Task description =>
Could you print all the entries exactly?

Record list =>
---------------

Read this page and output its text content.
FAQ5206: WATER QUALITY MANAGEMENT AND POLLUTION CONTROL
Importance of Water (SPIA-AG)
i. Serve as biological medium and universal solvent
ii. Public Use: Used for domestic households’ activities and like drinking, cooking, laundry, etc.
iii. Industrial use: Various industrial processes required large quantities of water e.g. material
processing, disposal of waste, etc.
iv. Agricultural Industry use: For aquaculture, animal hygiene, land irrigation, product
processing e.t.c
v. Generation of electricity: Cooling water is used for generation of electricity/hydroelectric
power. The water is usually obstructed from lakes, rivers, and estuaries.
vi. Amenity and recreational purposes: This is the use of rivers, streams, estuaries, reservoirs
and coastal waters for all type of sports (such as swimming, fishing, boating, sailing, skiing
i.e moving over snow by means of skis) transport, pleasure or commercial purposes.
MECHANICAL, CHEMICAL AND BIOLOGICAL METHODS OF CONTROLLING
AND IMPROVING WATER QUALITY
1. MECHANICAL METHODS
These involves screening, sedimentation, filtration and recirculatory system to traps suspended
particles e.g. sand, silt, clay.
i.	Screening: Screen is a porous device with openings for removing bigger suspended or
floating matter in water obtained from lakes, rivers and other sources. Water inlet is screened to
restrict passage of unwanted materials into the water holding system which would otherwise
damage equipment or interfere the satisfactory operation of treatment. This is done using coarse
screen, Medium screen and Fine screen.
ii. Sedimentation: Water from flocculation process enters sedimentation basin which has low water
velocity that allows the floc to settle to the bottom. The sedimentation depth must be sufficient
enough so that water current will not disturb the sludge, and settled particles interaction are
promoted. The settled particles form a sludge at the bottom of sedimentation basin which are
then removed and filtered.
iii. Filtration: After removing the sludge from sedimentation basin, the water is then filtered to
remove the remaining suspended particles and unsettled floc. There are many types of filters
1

---------------

Written response =>
Read this page and output its text content.
FAQ5206: WATER QUALITY MANAGEMENT AND POLLUTION CONTROL
Importance of Water (SPIA-AG)
i. Serve as biological medium and universal solvent
ii. Public Use: Used for domestic households’ activities and like drinking, cooking, laundry, etc.
iii. Industrial use: Various industrial processes required large quantities of water e.g. material
processing, disposal of waste, etc.
iv. Agricultural Industry use: For aquaculture, animal hygiene, land irrigation, product
processing e.t.c
v. Generation of electricity: Cooling water is used for generation of electricity/hydroelectric
power. The water is usually obstructed from lakes, rivers, and estuaries.
vi. Amenity and recreational purposes: This is the use of rivers, streams, estuaries, reservoirs
and coastal waters for all type of sports (such as swimming, fishing, boating, sailing, skiing
i.e moving over snow by means of skis) transport, pleasure or commercial purposes.
MECHANICAL, CHEMICAL AND BIOLOGICAL METHODS OF CONTROLLING
AND IMPROVING WATER QUALITY
1. MECHANICAL METHODS
These involves screening, sedimentation, filtration and recirculatory system to traps suspended
particles e.g. sand, silt, clay.
i.	Screening: Screen is a porous device with openings for removing bigger suspended or
floating matter in water obtained from lakes, rivers and other sources. Water inlet is screened to
restrict passage of unwanted materials into the water holding system which would otherwise
damage equipment or interfere the satisfactory operation of treatment. This is done using coarse
screen, Medium screen and Fine screen.
ii. Sedimentation: Water from flocculation process enters sedimentation basin which has low water
velocity that allows the floc to settle to the bottom. The sedimentation depth must be sufficient
enough so that water current will not disturb the sludge, and settled particles interaction are
promoted. The settled particles form a sludge at the bottom of sedimentation basin which are
then removed and filtered.
iii. Filtration: After removing the sludge from sedimentation basin, the water is then filtered to
remove the remaining suspended particles and unsettled floc. There are many types of filters
1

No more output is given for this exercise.